Locate the lines of the listing below that hold "moral", then copy each of them.

## [Saved data entries]

******

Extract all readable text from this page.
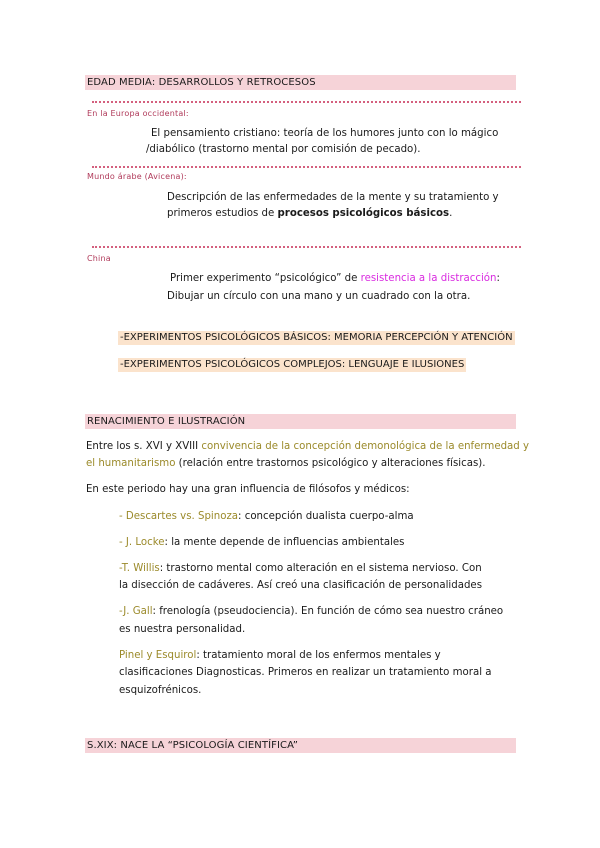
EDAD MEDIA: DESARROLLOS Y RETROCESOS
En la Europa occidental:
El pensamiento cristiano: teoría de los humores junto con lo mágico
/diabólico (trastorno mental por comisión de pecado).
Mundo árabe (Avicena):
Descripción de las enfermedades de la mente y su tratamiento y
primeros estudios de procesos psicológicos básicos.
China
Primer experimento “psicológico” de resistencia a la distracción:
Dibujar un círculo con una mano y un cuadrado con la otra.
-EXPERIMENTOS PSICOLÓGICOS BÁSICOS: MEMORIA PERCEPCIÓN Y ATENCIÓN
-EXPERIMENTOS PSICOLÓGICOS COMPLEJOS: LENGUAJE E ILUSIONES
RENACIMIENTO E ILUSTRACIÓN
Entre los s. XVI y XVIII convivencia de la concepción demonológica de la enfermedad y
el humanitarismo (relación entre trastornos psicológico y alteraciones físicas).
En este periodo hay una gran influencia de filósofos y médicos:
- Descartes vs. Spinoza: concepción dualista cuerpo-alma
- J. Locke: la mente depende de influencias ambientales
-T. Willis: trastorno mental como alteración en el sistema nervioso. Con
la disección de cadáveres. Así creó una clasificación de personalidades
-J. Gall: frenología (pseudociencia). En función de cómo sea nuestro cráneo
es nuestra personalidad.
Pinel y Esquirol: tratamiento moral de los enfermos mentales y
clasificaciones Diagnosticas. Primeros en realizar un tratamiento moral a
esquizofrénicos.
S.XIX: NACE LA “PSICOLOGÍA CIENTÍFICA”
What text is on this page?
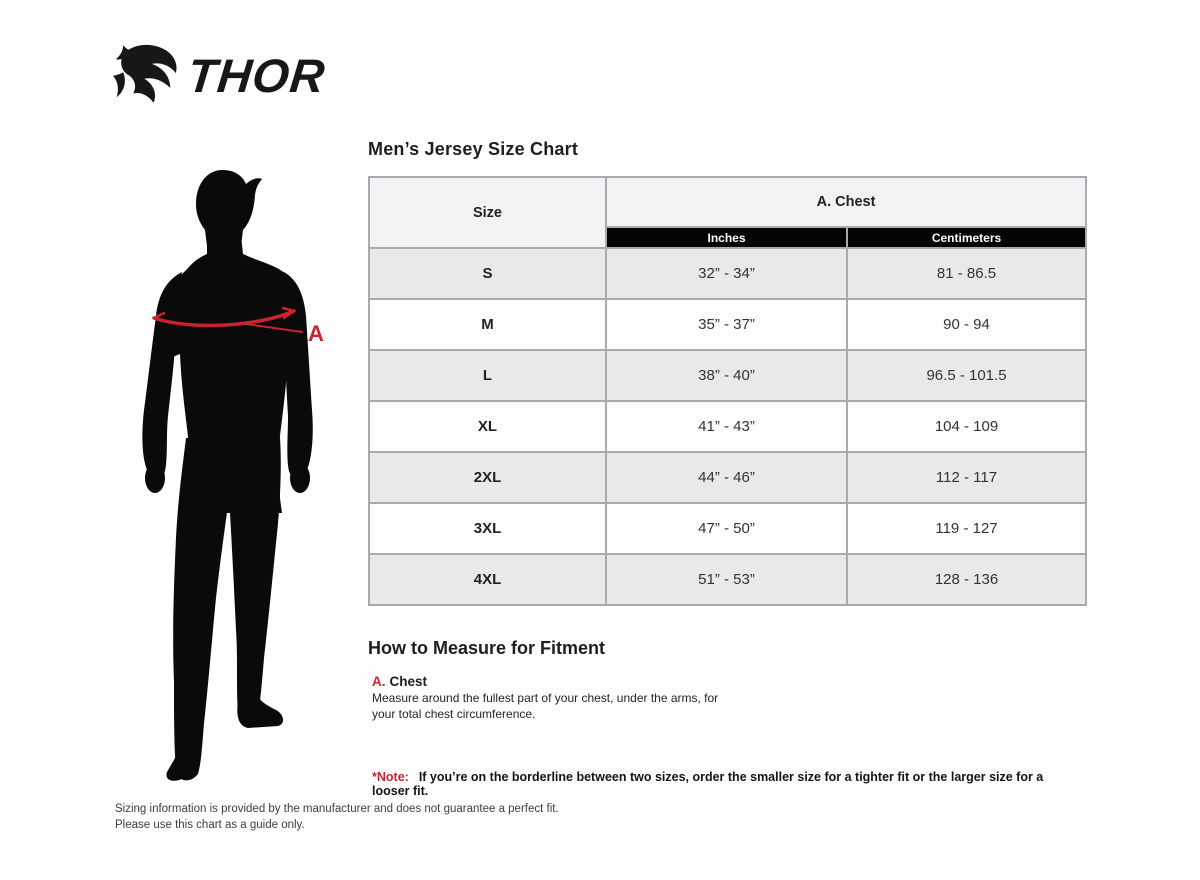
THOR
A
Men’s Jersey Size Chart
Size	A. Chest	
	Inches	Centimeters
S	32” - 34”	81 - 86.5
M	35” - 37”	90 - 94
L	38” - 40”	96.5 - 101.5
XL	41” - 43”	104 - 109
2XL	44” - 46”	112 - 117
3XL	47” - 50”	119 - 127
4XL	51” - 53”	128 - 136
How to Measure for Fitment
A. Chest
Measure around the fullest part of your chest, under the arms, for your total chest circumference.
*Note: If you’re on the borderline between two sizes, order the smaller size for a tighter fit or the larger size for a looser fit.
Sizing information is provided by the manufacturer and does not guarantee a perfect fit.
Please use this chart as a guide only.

******

## [SOLUTION TO THIS PROBLEM]
Pinel y Esquirol: tratamiento moral de los enfermos mentales y
clasificaciones Diagnosticas. Primeros en realizar un tratamiento moral a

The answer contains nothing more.